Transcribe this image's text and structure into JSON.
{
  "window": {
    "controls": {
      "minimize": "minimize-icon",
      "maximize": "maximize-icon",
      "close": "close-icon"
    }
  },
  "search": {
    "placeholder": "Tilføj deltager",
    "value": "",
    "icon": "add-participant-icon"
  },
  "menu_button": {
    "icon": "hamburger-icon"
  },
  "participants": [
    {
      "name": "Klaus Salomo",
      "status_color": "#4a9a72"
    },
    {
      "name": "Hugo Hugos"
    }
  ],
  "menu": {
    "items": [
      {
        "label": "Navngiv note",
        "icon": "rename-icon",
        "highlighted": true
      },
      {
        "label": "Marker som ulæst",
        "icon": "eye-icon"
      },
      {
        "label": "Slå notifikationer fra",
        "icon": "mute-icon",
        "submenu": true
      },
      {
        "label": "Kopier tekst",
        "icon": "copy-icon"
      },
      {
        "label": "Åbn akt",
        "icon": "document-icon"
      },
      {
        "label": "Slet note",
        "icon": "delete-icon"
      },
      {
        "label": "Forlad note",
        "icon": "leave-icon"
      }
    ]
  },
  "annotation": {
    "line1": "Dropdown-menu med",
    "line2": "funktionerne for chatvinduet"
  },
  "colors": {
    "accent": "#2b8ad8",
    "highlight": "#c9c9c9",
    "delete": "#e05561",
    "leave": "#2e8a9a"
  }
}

--------------------------------

All lines in the data that contain the word "note" should be copied.

        "label": "Navngiv note",
        "label": "Slet note",
        "label": "Forlad note",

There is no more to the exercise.